* [Saved entries]
------------

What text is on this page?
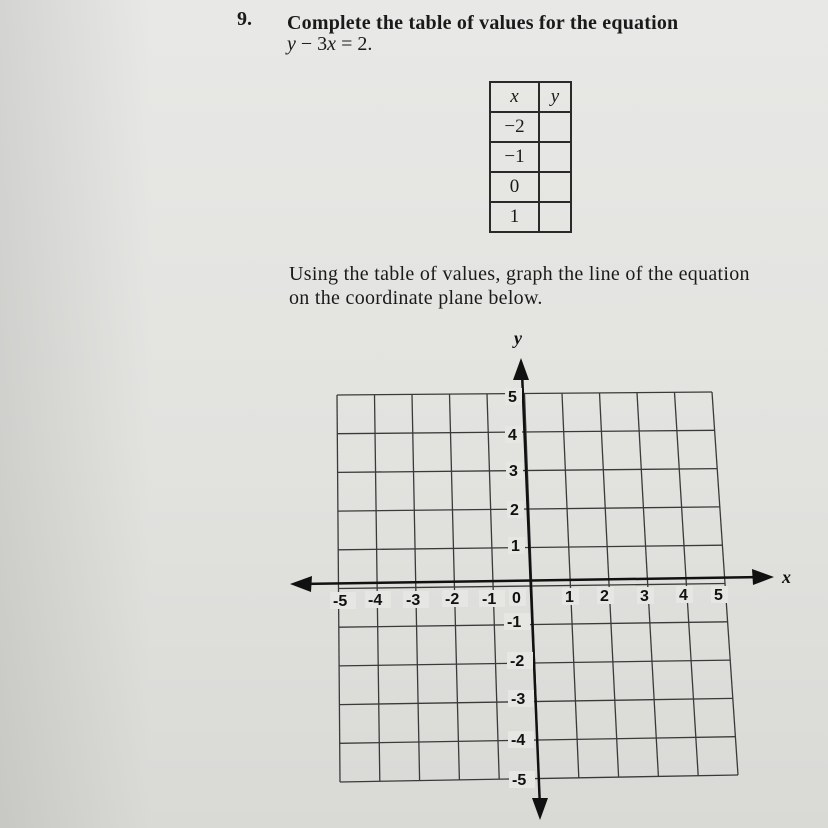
9. Complete the table of values for the equation
y − 3x = 2.
x	y
−2	
−1	
0	
1	
Using the table of values, graph the line of the equation on the coordinate plane below.
-5 -4 -3 -2 -1 0	1 2 3 4 5
5
4
3
2
1
-1
-2
-3
-4
-5
y
x
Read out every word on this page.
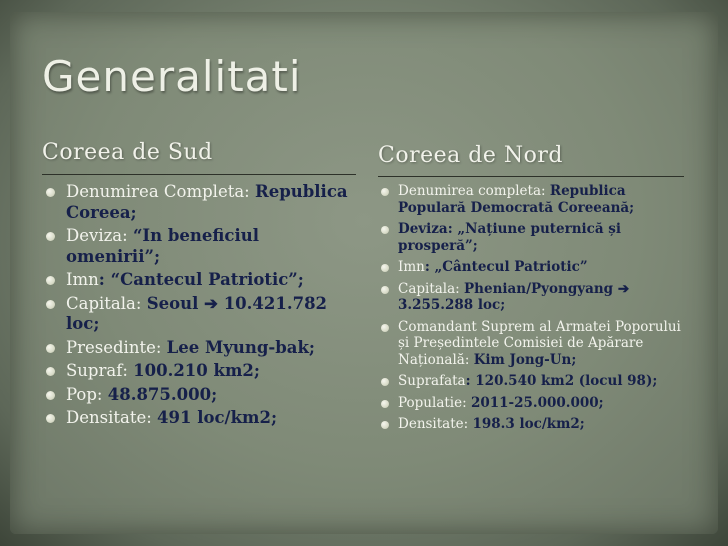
Generalitati
Coreea de Sud	Coreea de Nord
Denumirea Completa: Republica Coreea;
Deviza: “In beneficiul omenirii”;
Imn: “Cantecul Patriotic”;
Capitala: Seoul ➔ 10.421.782 loc;
Presedinte: Lee Myung-bak;
Supraf: 100.210 km2;
Pop: 48.875.000;
Densitate: 491 loc/km2;
Denumirea completa: Republica Populară Democrată Coreeană;
Deviza: „Națiune puternică și prosperă”;
Imn: „Cântecul Patriotic”
Capitala: Phenian/Pyongyang ➔ 3.255.288 loc;
Comandant Suprem al Armatei Poporului și Președintele Comisiei de Apărare Națională: Kim Jong-Un;
Suprafata: 120.540 km2 (locul 98);
Populatie: 2011-25.000.000;
Densitate: 198.3 loc/km2;
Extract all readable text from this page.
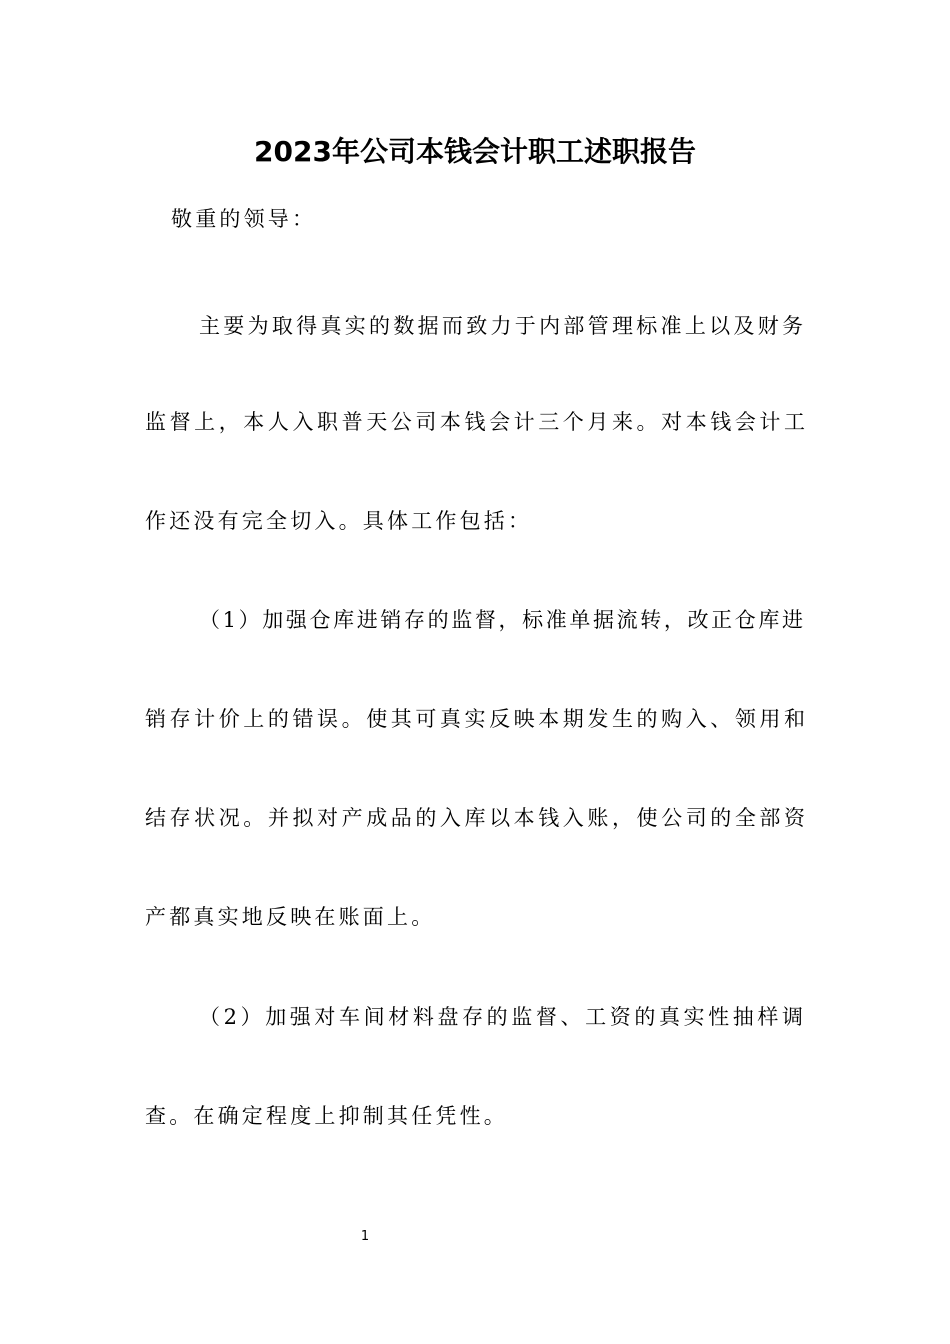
2023年公司本钱会计职工述职报告
敬重的领导：
主要为取得真实的数据而致力于内部管理标准上以及财务
监督上，本人入职普天公司本钱会计三个月来。对本钱会计工
作还没有完全切入。具体工作包括：
（1）加强仓库进销存的监督，标准单据流转，改正仓库进
销存计价上的错误。使其可真实反映本期发生的购入、领用和
结存状况。并拟对产成品的入库以本钱入账，使公司的全部资
产都真实地反映在账面上。
（2）加强对车间材料盘存的监督、工资的真实性抽样调
查。在确定程度上抑制其任凭性。
1
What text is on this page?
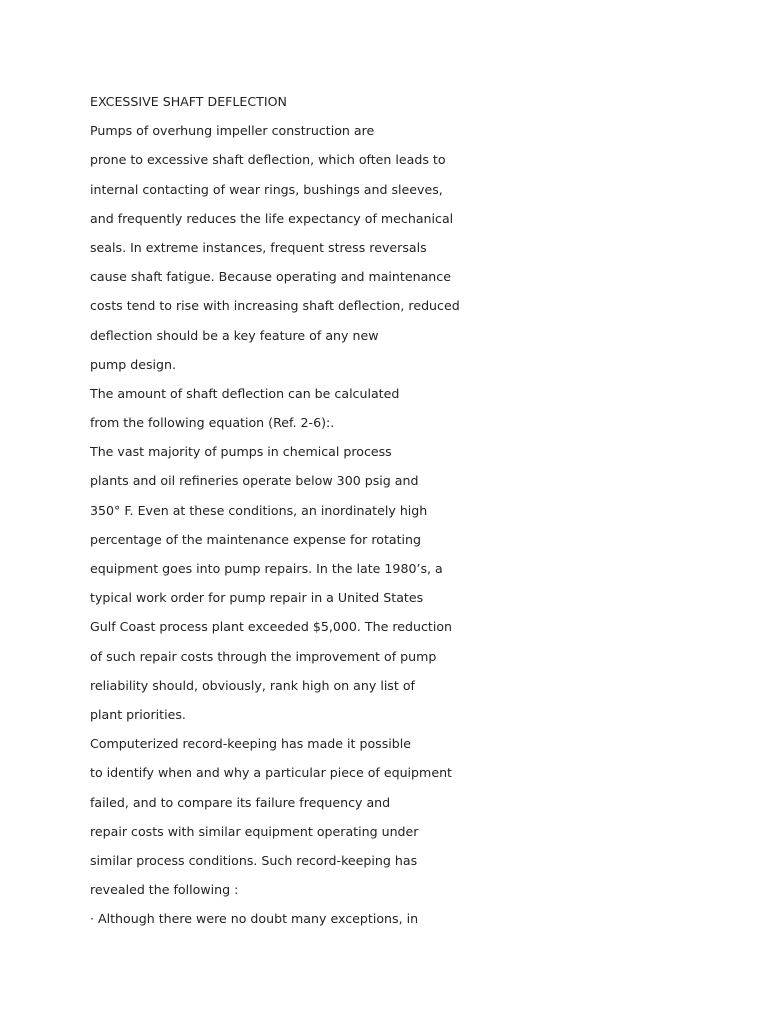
EXCESSIVE SHAFT DEFLECTION
Pumps of overhung impeller construction are
prone to excessive shaft deflection, which often leads to
internal contacting of wear rings, bushings and sleeves,
and frequently reduces the life expectancy of mechanical
seals. In extreme instances, frequent stress reversals
cause shaft fatigue. Because operating and maintenance
costs tend to rise with increasing shaft deflection, reduced
deflection should be a key feature of any new
pump design.
The amount of shaft deflection can be calculated
from the following equation (Ref. 2-6):.
The vast majority of pumps in chemical process
plants and oil refineries operate below 300 psig and
350° F. Even at these conditions, an inordinately high
percentage of the maintenance expense for rotating
equipment goes into pump repairs. In the late 1980’s, a
typical work order for pump repair in a United States
Gulf Coast process plant exceeded $5,000. The reduction
of such repair costs through the improvement of pump
reliability should, obviously, rank high on any list of
plant priorities.
Computerized record-keeping has made it possible
to identify when and why a particular piece of equipment
failed, and to compare its failure frequency and
repair costs with similar equipment operating under
similar process conditions. Such record-keeping has
revealed the following :
· Although there were no doubt many exceptions, in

------------

* [Instruction]
Strip the images and reproduce the remaining records precisely.

* [Finished exercise]
What text is on this page?
9. Complete the table of values for the equation
y − 3x = 2.
x	y
−2	
−1	
0	
1	
Using the table of values, graph the line of the equation on the coordinate plane below.
-5 -4 -3 -2 -1 0	1 2 3 4 5
5
4
3
2
1
-1
-2
-3
-4
-5
y
x
Read out every word on this page.
Generalitati
Coreea de Sud	Coreea de Nord
Denumirea Completa: Republica Coreea;
Deviza: “In beneficiul omenirii”;
Imn: “Cantecul Patriotic”;
Capitala: Seoul ➔ 10.421.782 loc;
Presedinte: Lee Myung-bak;
Supraf: 100.210 km2;
Pop: 48.875.000;
Densitate: 491 loc/km2;
Denumirea completa: Republica Populară Democrată Coreeană;
Deviza: „Națiune puternică și prosperă”;
Imn: „Cântecul Patriotic”
Capitala: Phenian/Pyongyang ➔ 3.255.288 loc;
Comandant Suprem al Armatei Poporului și Președintele Comisiei de Apărare Națională: Kim Jong-Un;
Suprafata: 120.540 km2 (locul 98);
Populatie: 2011-25.000.000;
Densitate: 198.3 loc/km2;
Extract all readable text from this page.
2023年公司本钱会计职工述职报告
敬重的领导：
主要为取得真实的数据而致力于内部管理标准上以及财务
监督上，本人入职普天公司本钱会计三个月来。对本钱会计工
作还没有完全切入。具体工作包括：
（1）加强仓库进销存的监督，标准单据流转，改正仓库进
销存计价上的错误。使其可真实反映本期发生的购入、领用和
结存状况。并拟对产成品的入库以本钱入账，使公司的全部资
产都真实地反映在账面上。
（2）加强对车间材料盘存的监督、工资的真实性抽样调
查。在确定程度上抑制其任凭性。
1
What text is on this page?
EXCESSIVE SHAFT DEFLECTION
Pumps of overhung impeller construction are
prone to excessive shaft deflection, which often leads to
internal contacting of wear rings, bushings and sleeves,
and frequently reduces the life expectancy of mechanical
seals. In extreme instances, frequent stress reversals
cause shaft fatigue. Because operating and maintenance
costs tend to rise with increasing shaft deflection, reduced
deflection should be a key feature of any new
pump design.
The amount of shaft deflection can be calculated
from the following equation (Ref. 2-6):.
The vast majority of pumps in chemical process
plants and oil refineries operate below 300 psig and
350° F. Even at these conditions, an inordinately high
percentage of the maintenance expense for rotating
equipment goes into pump repairs. In the late 1980’s, a
typical work order for pump repair in a United States
Gulf Coast process plant exceeded $5,000. The reduction
of such repair costs through the improvement of pump
reliability should, obviously, rank high on any list of
plant priorities.
Computerized record-keeping has made it possible
to identify when and why a particular piece of equipment
failed, and to compare its failure frequency and
repair costs with similar equipment operating under
similar process conditions. Such record-keeping has
revealed the following :
· Although there were no doubt many exceptions, in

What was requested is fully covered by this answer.